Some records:
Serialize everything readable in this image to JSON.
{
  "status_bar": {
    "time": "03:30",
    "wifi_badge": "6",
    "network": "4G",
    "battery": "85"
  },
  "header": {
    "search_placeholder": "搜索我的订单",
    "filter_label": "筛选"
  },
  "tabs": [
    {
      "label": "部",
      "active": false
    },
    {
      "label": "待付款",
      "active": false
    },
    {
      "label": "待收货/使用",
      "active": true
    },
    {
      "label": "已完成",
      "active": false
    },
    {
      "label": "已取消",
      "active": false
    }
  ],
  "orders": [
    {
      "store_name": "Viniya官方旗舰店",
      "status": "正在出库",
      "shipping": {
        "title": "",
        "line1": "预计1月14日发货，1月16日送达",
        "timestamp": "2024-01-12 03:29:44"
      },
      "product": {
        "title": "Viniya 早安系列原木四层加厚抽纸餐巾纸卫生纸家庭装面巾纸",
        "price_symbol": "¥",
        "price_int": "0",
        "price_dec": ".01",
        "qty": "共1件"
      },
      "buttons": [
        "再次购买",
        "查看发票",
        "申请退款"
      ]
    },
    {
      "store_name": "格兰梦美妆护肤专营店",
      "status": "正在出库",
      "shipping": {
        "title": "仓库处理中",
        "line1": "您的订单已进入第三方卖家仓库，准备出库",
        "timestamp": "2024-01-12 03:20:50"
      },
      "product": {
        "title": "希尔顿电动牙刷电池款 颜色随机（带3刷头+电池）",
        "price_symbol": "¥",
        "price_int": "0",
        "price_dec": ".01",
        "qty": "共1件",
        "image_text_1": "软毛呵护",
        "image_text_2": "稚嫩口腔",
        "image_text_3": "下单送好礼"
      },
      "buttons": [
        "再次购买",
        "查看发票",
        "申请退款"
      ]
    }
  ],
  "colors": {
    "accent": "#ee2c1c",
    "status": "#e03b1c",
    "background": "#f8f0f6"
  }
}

...

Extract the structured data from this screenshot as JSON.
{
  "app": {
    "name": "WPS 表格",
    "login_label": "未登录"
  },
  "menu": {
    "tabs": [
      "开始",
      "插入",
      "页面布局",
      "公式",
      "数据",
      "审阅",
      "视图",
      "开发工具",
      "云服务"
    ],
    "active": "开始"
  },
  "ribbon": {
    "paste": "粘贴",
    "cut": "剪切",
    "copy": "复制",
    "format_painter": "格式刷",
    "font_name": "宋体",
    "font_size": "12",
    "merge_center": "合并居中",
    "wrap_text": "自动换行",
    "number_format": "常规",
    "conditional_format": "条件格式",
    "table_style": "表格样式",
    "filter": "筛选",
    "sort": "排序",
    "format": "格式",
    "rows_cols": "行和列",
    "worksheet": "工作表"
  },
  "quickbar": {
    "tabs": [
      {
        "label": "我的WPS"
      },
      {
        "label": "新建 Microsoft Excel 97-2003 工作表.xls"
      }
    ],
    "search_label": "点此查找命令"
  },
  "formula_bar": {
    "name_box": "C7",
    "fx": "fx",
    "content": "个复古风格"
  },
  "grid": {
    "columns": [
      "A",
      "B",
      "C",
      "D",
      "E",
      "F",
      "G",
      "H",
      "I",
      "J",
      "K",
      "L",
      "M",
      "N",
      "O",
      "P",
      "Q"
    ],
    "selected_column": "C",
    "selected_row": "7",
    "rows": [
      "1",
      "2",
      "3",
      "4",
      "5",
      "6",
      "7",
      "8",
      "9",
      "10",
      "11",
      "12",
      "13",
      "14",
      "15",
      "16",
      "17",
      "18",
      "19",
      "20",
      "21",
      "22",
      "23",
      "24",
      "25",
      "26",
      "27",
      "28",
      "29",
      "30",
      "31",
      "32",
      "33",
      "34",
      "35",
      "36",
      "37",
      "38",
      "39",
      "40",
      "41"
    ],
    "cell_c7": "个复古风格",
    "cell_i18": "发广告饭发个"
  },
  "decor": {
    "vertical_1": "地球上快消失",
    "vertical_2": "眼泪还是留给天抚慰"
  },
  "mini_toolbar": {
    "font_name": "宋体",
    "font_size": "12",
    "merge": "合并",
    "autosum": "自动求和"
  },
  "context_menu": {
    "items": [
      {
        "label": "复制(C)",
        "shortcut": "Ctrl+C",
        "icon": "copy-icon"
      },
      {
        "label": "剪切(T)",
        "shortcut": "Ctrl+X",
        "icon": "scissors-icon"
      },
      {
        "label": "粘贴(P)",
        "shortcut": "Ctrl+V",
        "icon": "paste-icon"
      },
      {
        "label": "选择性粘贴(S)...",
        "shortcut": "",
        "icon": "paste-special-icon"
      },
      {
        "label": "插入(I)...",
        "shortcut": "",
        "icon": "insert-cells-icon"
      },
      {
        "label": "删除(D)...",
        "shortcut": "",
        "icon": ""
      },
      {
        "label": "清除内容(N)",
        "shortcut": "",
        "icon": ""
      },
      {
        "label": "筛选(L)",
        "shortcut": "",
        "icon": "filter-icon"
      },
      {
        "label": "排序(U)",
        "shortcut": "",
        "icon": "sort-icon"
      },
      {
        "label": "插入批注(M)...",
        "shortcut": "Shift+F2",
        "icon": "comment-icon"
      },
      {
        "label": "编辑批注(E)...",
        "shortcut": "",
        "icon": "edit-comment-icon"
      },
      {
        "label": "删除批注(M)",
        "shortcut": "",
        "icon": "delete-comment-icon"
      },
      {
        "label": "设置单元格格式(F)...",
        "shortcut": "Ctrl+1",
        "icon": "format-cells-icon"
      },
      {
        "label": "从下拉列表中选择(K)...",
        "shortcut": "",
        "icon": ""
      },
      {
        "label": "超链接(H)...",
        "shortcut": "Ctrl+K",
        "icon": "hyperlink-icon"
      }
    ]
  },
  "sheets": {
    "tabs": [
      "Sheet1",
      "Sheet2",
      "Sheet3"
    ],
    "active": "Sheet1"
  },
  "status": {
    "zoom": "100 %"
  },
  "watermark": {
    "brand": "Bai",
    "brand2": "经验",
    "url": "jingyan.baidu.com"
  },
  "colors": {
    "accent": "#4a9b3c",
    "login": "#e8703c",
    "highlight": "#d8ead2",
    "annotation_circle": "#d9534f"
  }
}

REQUIREMENTS: In the material above, find each line that contains the word "comment", and select it.

RESPONSE TO THIS EXERCISE:
        "icon": "comment-icon"
        "icon": "edit-comment-icon"
        "icon": "delete-comment-icon"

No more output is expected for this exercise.